Soal Latihan 1 →
Salin ulang kata demi kata baris-baris dari entri di bawah, mulai dari baris yang memuat "y-axis-label: Synthetic PSD" hingga baris yang memuat "legend-label-2: PSD ∗|f|² [980,100,1118,135]", termasuk kedua baris tersebut.

Kutipan Teks →
######
Lahir
di Yogyakarta dengan nama GRM Dorojatun pada 12 April 1912, Hamengkubuwono IX
adalah putra dari Sri Sultan Hamengkubuwono VIII dan Raden Ajeng Kustilah.
Diumur 4 tahun Hamengkubuwono IX tinggal pisah dari keluarganya. Dia memperoleh
pendidikan di HIS di Yogyakarta, MULO di Semarang, dan AMS di Bandung. Pada
tahun 1930-an beliau berkuliah di Universiteit Leiden, Belanda, disinilah
beliau sering mendapat panggilan “SultanHenkie”.
Sri
Sultan Hamengku Buwono IX merupakan contoh bangsawan yang demokratis.
Pemerintahan Kesultanan Yogyakarta mengalami banyak perubahan di bawah
pimpinannya. Pendidikan Barat yang dijalaninya sejak usia 4 tahun membuat HB IX
menemukan banyak alternatif budaya untuk menyelenggarakan Keraton Yogyakarta di
kemudian hari. Berbagai tradisi keraton yang kurang menguntungkan dihapusnya
dan dengan alternatif budaya baru HB IX menghapusnya.
Meski begitu bukan berarti ia menghilangkan substansi sendiri sejauh itu perlu
dipertahankan. Bahkan wawasan budayanya yang luas mempu menemukan terobosan
baru untuk memulihkan kejayaan kerajaan Yogyakarta. Bila dalam masa kejayaan
Mataram pernah berhasil mengembangkan konsep politik keagungbinataraan yaitu
bahwa kekuasaan raja adalah agung binathara bahu dhenda nyakrawati, berbudi
bawa leksana ambeg adil para marta (besar laksana kekuasaan dewa, pemeliharaan
hukum dan penguasa dunia, meluap budi luhur mulianya, dan bersikap adil
terhadap sesama), maka HB IX dengan wawasan barunya menunjukkan bahwa raja
bukan lagi gung binathara, melainkan demokratis. Raja berprinsip kedaulatan
rakyat tetapi tetap berbudi bawa laksana.
Menentang penjajahan dan mendorong
kemerdekaan Indonesia.
######
Soal Latihan 2 →
Lanjutkan teks tentang Sri Sultan Hamengkubuwono IX di atas mulai dari kalimat terakhirnya.

Data Hasil Ekstraksi →
######
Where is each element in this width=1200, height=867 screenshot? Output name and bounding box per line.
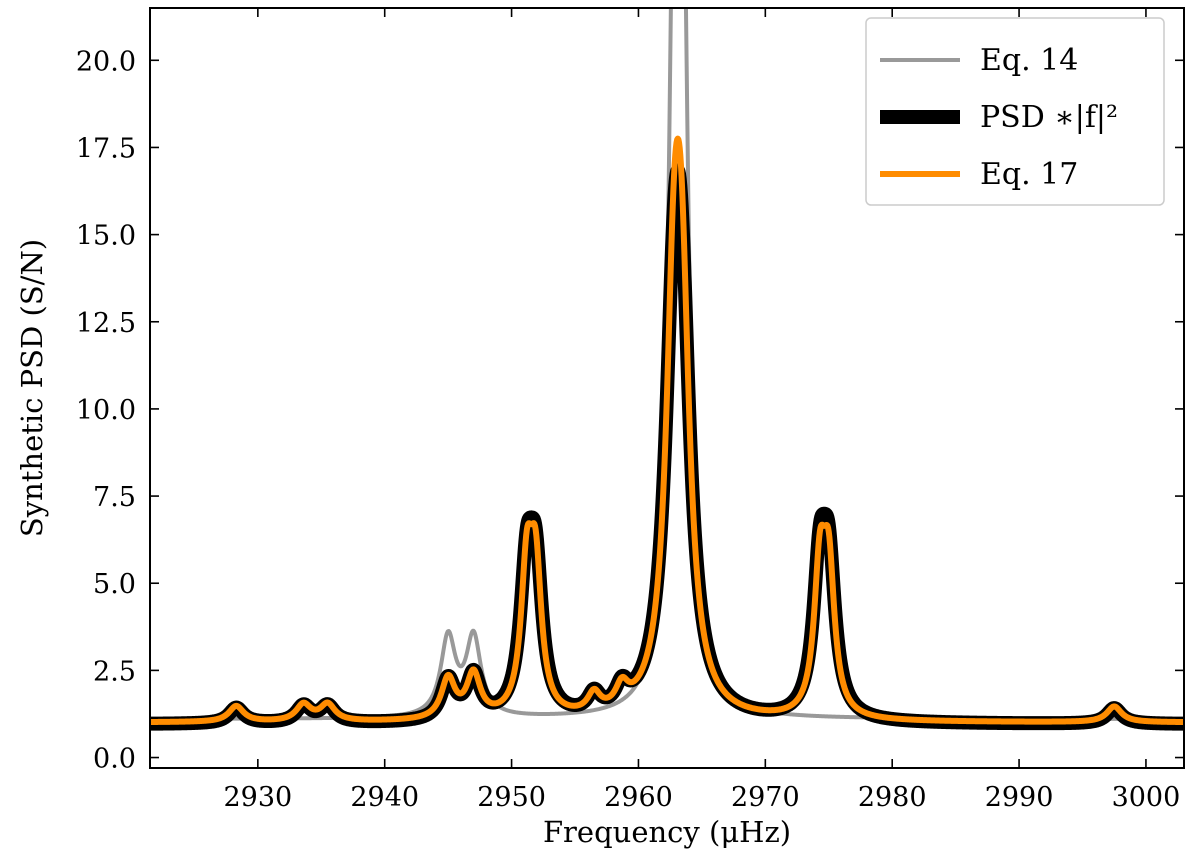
y-axis-label: Synthetic PSD (S/N) [15,239,49,537]
plot-frame [149,7,1185,769]
legend: Eq. 14 PSD ∗|f|² Eq. 17 [865,17,1165,206]
legend-label-1: Eq. 14 [980,43,1078,78]
y-tick-label: 2.5 [93,656,136,687]
x-tick-label: 2970 [731,782,800,813]
x-tick-label: 2940 [350,782,419,813]
y-tick-label: 10.0 [76,395,136,426]
legend-box [865,17,1165,206]
y-tick-label: 20.0 [76,46,136,77]
series-layer [150,8,1184,731]
y-tick-label: 15.0 [76,221,136,252]
ticks-layer: 2930 2940 2950 2960 2970 2980 2990 3000 0.0 2.5 5.… [76,8,1184,813]
y-tick-label: 0.0 [93,744,136,775]
y-tick-label: 5.0 [93,569,136,600]
y-tick-label: 7.5 [93,482,136,513]
y-tick-label: 17.5 [76,133,136,164]
x-tick-label: 2980 [858,782,927,813]
legend-label-3: Eq. 17 [980,157,1078,192]
series-line-3 [150,135,1184,726]
x-tick-label: 2990 [985,782,1054,813]
y-tick-label: 12.5 [76,308,136,339]
x-tick-label: 2960 [604,782,673,813]
legend-label-2: PSD ∗|f|² [980,100,1118,135]
x-axis-label: Frequency (μHz) [543,815,791,849]
x-tick-label: 2930 [223,782,292,813]
x-tick-label: 3000 [1112,782,1181,813]
x-tick-label: 2950 [477,782,546,813]
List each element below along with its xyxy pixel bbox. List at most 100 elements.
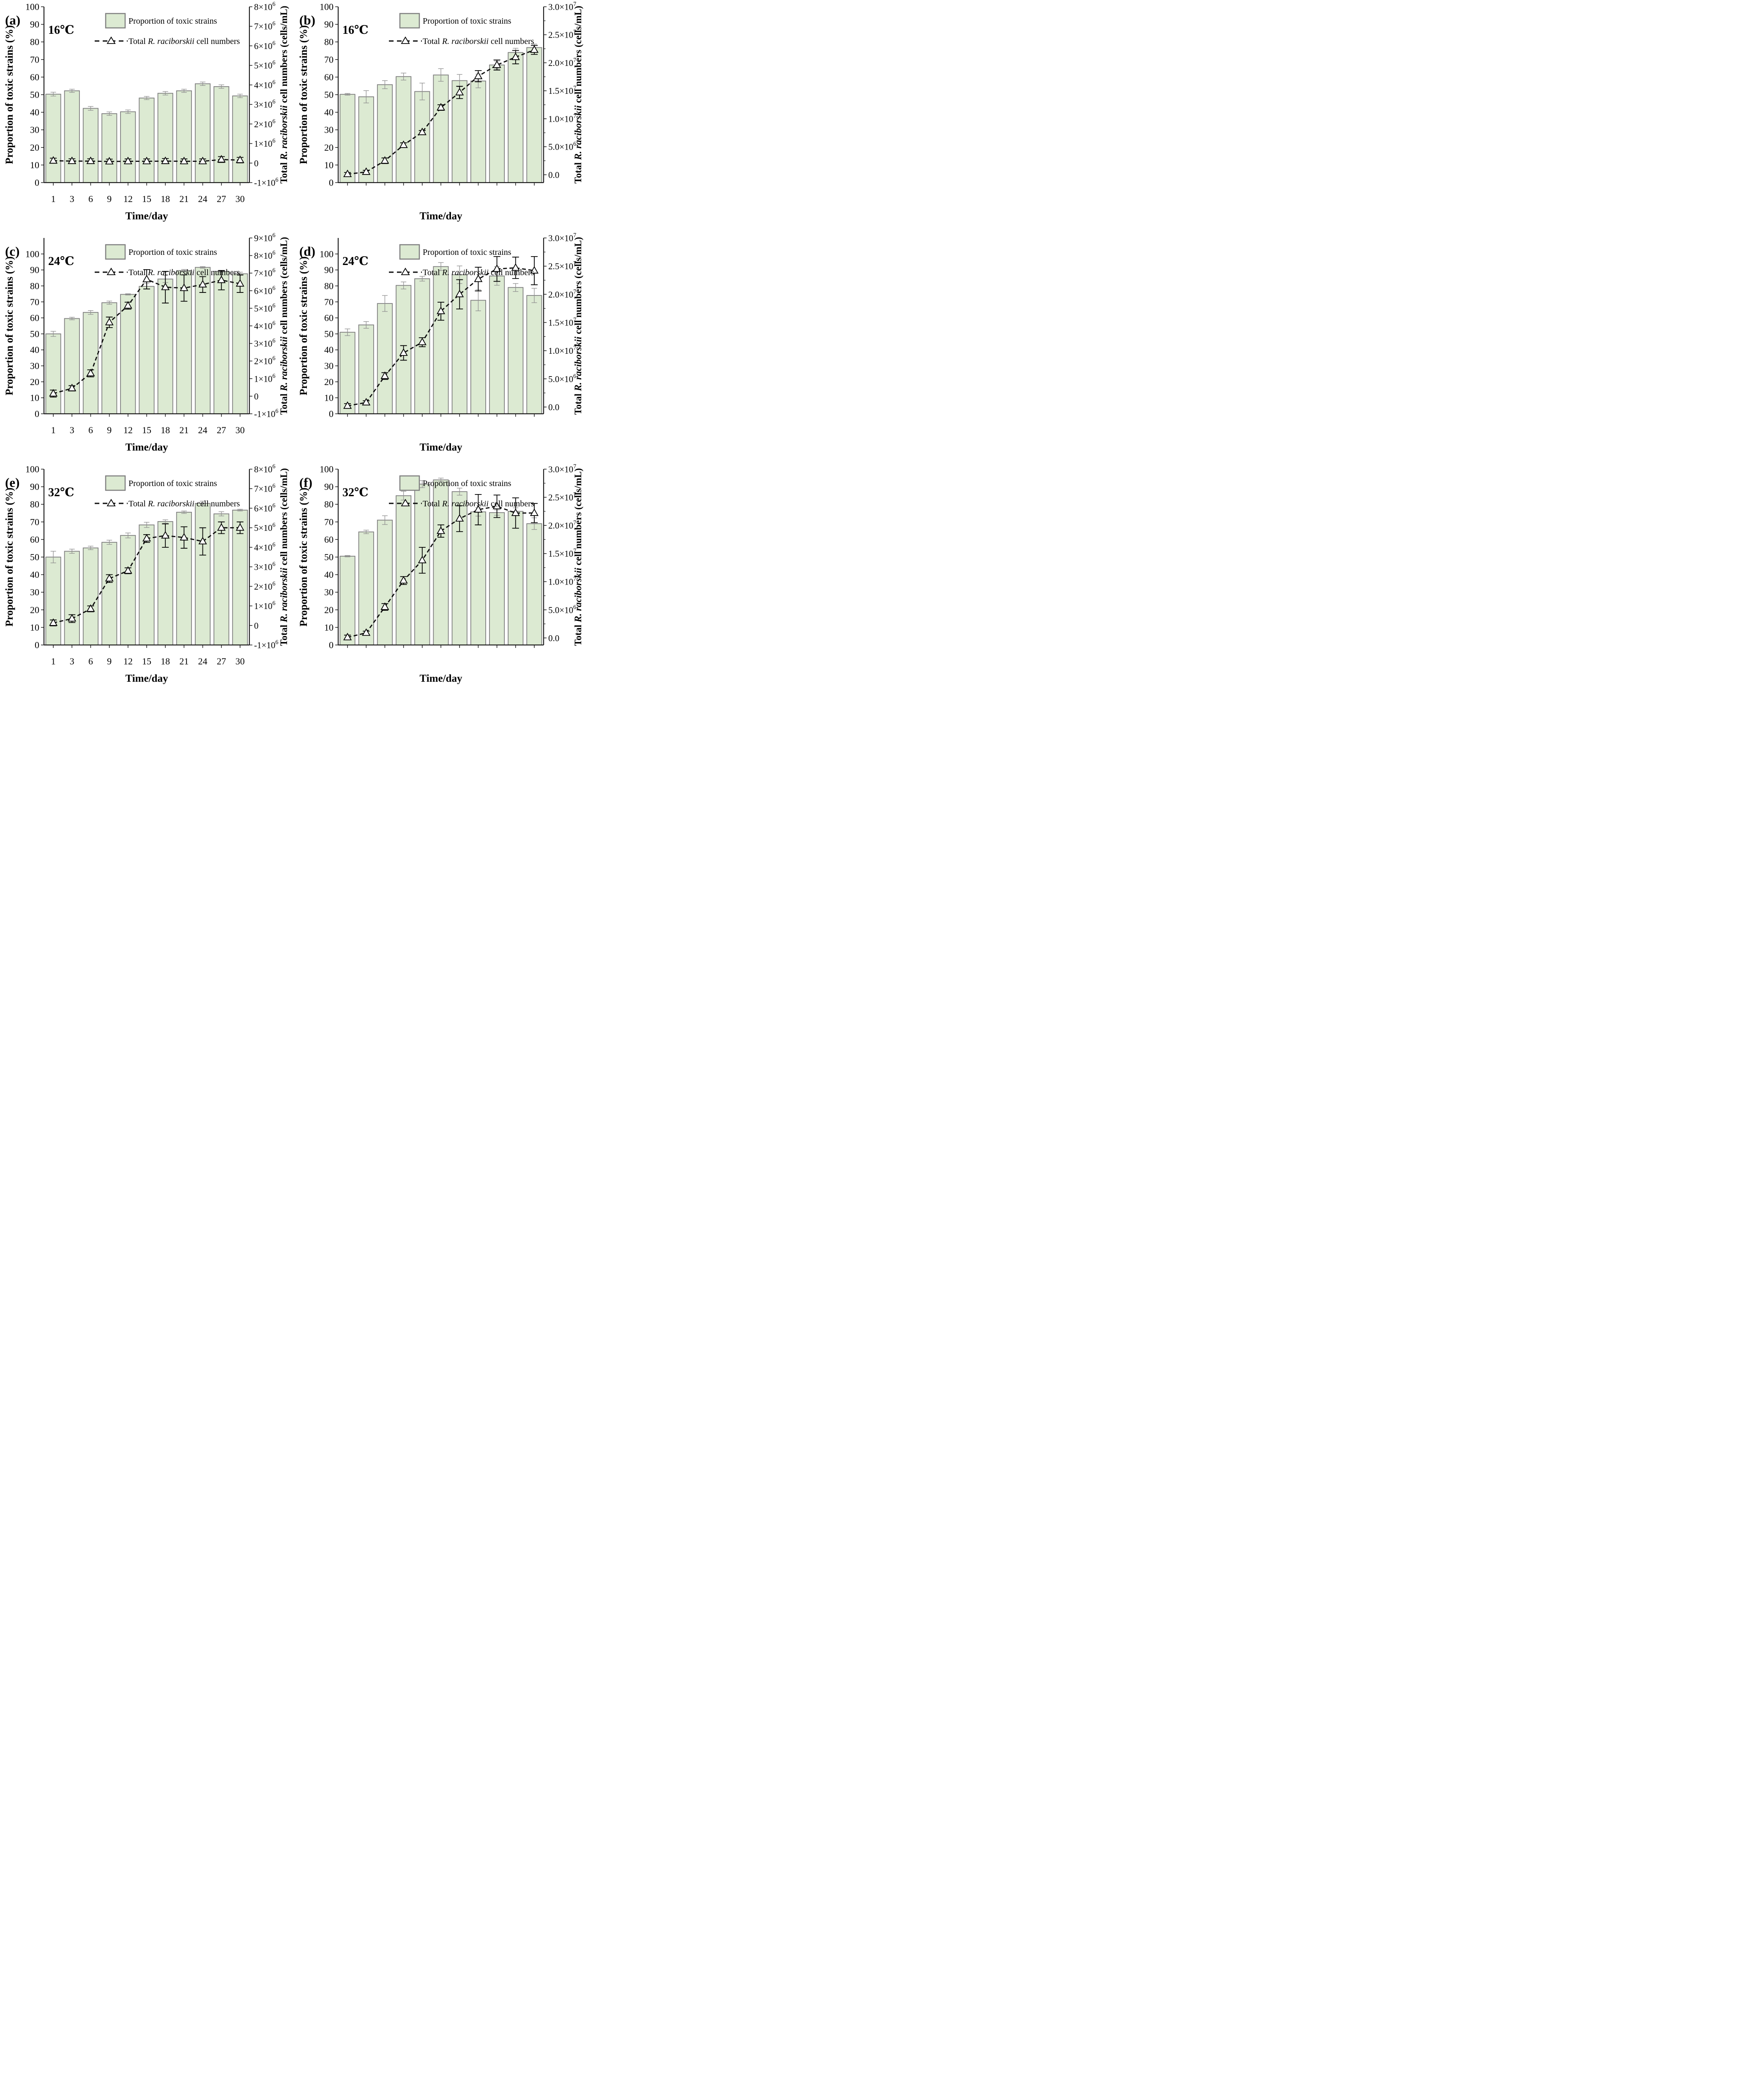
panel-e: 0 10 20 30 40 50 60 70 80 90 100 8×106 7×106 6×106 5×1… — [0, 462, 294, 694]
x-tick-label: 9 — [107, 425, 112, 435]
x-tick-label: 1 — [51, 425, 56, 435]
bar-day-9 — [101, 113, 118, 183]
triangle-marker-day-3 — [362, 628, 371, 636]
right-axis-title: Total R. raciborskii cell numbers (cells… — [279, 237, 289, 415]
right-tick-label: 1.0×107 — [548, 345, 576, 356]
triangle-marker-day-15 — [436, 306, 446, 314]
cell-numbers-markers — [49, 523, 244, 626]
bar-error-day-12 — [125, 293, 131, 295]
legend-bar-label: Proportion of toxic strains — [129, 479, 217, 488]
x-tick-label: 18 — [161, 425, 170, 435]
bar-error-day-1 — [345, 93, 350, 96]
temperature-label: 16℃ — [342, 24, 369, 37]
legend-line-label: Total R. raciborskii cell numbers — [129, 499, 240, 508]
right-tick-label: 6×106 — [254, 285, 276, 296]
left-tick-label: 50 — [30, 552, 39, 562]
x-tick-label: 27 — [217, 656, 226, 667]
right-axis-ticks: 8×106 7×106 6×106 5×106 4×106 3×106 2×106 1×106… — [249, 1, 279, 188]
triangle-marker-day-30 — [530, 45, 539, 53]
bar-day-18 — [157, 93, 173, 183]
right-axis-ticks: 9×106 8×106 7×106 6×106 5×106 4×106 3×106 2×106… — [249, 232, 279, 419]
bar-day-21 — [176, 90, 192, 183]
panel-b-chart: 0 10 20 30 40 50 60 70 80 90 100 3.0×107 2.5×107 2.0×… — [298, 1, 583, 222]
right-tick-label: 3.0×107 — [548, 463, 576, 475]
bar-day-12 — [120, 294, 136, 414]
panel-c-chart: 01020304050607080901009×1068×1067×1066×1… — [4, 232, 289, 453]
x-tick-label: 15 — [142, 425, 151, 435]
triangle-marker-day-30 — [530, 508, 539, 516]
right-tick-label: 1.5×107 — [548, 85, 576, 96]
bar-error-day-1 — [50, 331, 56, 337]
right-tick-label: 5.0×106 — [548, 373, 576, 384]
legend-line-marker — [401, 268, 410, 275]
bar-error-day-6 — [88, 546, 93, 550]
bar-error-day-3 — [363, 530, 369, 534]
bar-error-day-18 — [162, 519, 168, 524]
left-tick-label: 40 — [30, 569, 39, 580]
x-tick-label: 6 — [88, 656, 93, 667]
bar-day-24 — [489, 64, 505, 183]
bar-error-day-9 — [401, 281, 407, 290]
x-axis-ticks: 1 3 6 9 12 15 18 21 24 27 30 — [51, 414, 245, 435]
x-tick-label: 27 — [217, 425, 226, 435]
x-axis-title: Time/day — [420, 673, 462, 684]
x-tick-label: 3 — [70, 194, 74, 204]
right-tick-label: 3×106 — [254, 561, 276, 572]
x-tick-label: 1 — [51, 656, 56, 667]
cell-numbers-line — [347, 505, 534, 638]
left-tick-label: 0 — [329, 177, 334, 188]
left-tick-label: 10 — [30, 622, 39, 633]
bar-error-day-24 — [200, 501, 206, 506]
bar-day-3 — [358, 531, 374, 645]
bar-error-day-24 — [200, 82, 206, 86]
left-tick-label: 40 — [324, 569, 334, 580]
right-tick-label: 0 — [254, 620, 259, 631]
right-tick-label: 9×106 — [254, 232, 276, 243]
right-tick-label: 2×106 — [254, 580, 276, 592]
x-tick-label: 24 — [198, 656, 208, 667]
right-axis-title: Total R. raciborskii cell numbers (cells… — [573, 6, 583, 184]
bar-error-day-21 — [181, 269, 187, 272]
right-tick-label: 0.0 — [548, 170, 559, 180]
left-tick-label: 80 — [30, 37, 39, 47]
panel-letter: (b) — [299, 13, 315, 27]
bar-error-day-9 — [107, 112, 112, 116]
left-tick-label: 90 — [30, 19, 39, 30]
triangle-marker-day-15 — [142, 534, 151, 542]
right-tick-label: 7×106 — [254, 267, 276, 279]
x-axis-title: Time/day — [126, 673, 168, 684]
triangle-marker-day-6 — [380, 602, 389, 610]
right-tick-label: 7×106 — [254, 483, 276, 494]
x-tick-label: 30 — [235, 656, 245, 667]
triangle-marker-day-18 — [455, 514, 464, 522]
legend-bar-label: Proportion of toxic strains — [423, 248, 511, 257]
x-tick-label: 6 — [88, 194, 93, 204]
x-tick-label: 9 — [107, 194, 112, 204]
right-tick-label: 5×106 — [254, 302, 276, 314]
left-axis-ticks: 0 10 20 30 40 50 60 70 80 90 100 — [320, 249, 338, 419]
right-tick-label: 2.5×107 — [548, 29, 576, 40]
triangle-marker-day-21 — [474, 274, 483, 282]
legend-bar-label: Proportion of toxic strains — [129, 16, 217, 26]
right-tick-label: 2×106 — [254, 118, 276, 129]
left-axis-title: Proportion of toxic strains (%) — [298, 25, 309, 164]
bar-error-day-9 — [401, 73, 407, 81]
bar-error-day-12 — [419, 276, 425, 281]
x-axis-ticks — [347, 645, 535, 648]
left-tick-label: 80 — [324, 37, 334, 47]
bar-error-day-6 — [382, 295, 388, 312]
x-tick-label: 18 — [161, 656, 170, 667]
bar-day-15 — [433, 74, 449, 183]
bar-error-day-6 — [382, 515, 388, 525]
x-tick-label: 21 — [179, 425, 189, 435]
bar-day-18 — [451, 274, 468, 414]
left-tick-label: 100 — [25, 249, 39, 259]
x-axis-ticks: 1 3 6 9 12 15 18 21 24 27 30 — [51, 183, 245, 204]
bar-day-15 — [139, 524, 155, 645]
bar-day-27 — [508, 52, 524, 183]
left-axis-title: Proportion of toxic strains (%) — [4, 488, 15, 627]
left-tick-label: 80 — [30, 499, 39, 510]
bar-error-day-21 — [181, 89, 187, 93]
legend-line-label: Total R. raciborskii cell numbers — [129, 268, 240, 277]
triangle-marker-day-12 — [123, 156, 132, 164]
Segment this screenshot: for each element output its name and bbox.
######
Jawaban 1 →
y-axis-label: Synthetic PSD (S/N) [15,239,49,537]
plot-frame [149,7,1185,769]
legend: Eq. 14 PSD ∗|f|² Eq. 17 [865,17,1165,206]
legend-label-1: Eq. 14 [980,43,1078,78]
y-tick-label: 2.5 [93,656,136,687]
x-tick-label: 2970 [731,782,800,813]
x-tick-label: 2940 [350,782,419,813]
y-tick-label: 10.0 [76,395,136,426]
legend-box [865,17,1165,206]
y-tick-label: 20.0 [76,46,136,77]
series-layer [150,8,1184,731]
y-tick-label: 15.0 [76,221,136,252]
ticks-layer: 2930 2940 2950 2960 2970 2980 2990 3000 0.0 2.5 5.… [76,8,1184,813]
y-tick-label: 0.0 [93,744,136,775]
y-tick-label: 5.0 [93,569,136,600]
y-tick-label: 7.5 [93,482,136,513]
y-tick-label: 17.5 [76,133,136,164]
x-tick-label: 2980 [858,782,927,813]
legend-label-3: Eq. 17 [980,157,1078,192]
series-line-3 [150,135,1184,726]
x-tick-label: 2990 [985,782,1054,813]
y-tick-label: 12.5 [76,308,136,339]
x-tick-label: 2960 [604,782,673,813]
legend-label-2: PSD ∗|f|² [980,100,1118,135]

Jawaban 2 →
Wawasan kebangsaan HB IX juga terlihat dari sikap tegasnya yang mendukung
Republik Indonesia dengan sangat konsekuen. Segera setelah Proklamasi RI ia
mengirimkan amanat kepada Presiden RI yang menyatakan keinginan kerajaan
Yogyakarta untuk mendukung pemerintahan RI. Ketika Jakarta sebagai ibukota RI
mengalami situasi gawat, HB IX tidak keberatan ibukota RI dipindahkan ke
Yogyakarta. Begitu juga ketika ibukota RI diduduki musuh, ia bukan saja tidak
mau menerima bujukan Belanda untuk berpihak pada mereka, namun juga mengambil
inisatif yang sebenarnya dapat membahayakan dirinya, termasuk mengijinkan para
gerilyawan bersembunyi di kompleks keraton pada serangan oemoem 1 Maret 1949.
Jelaslah bahwa ia seorang raja yang republiken. Setelah bergabung dengan RI, HB
IX terjun dalam dunia politik nasional.
Bapak Pramuka Indonesia.
Semangat menyatukan berbagai
organisasi kepanduan yang tumbuh di Indonesia setelah proklamasi kemerdekaan
terus berkobar. Hal itu membuat Presiden Soekarno lantas berkoordinasi dengan
Pandu Agung, Sri Sultan Hamengku Buwono IX. Pada 20 Mei 1961 terbitlah Keppres
No 238 / 1961.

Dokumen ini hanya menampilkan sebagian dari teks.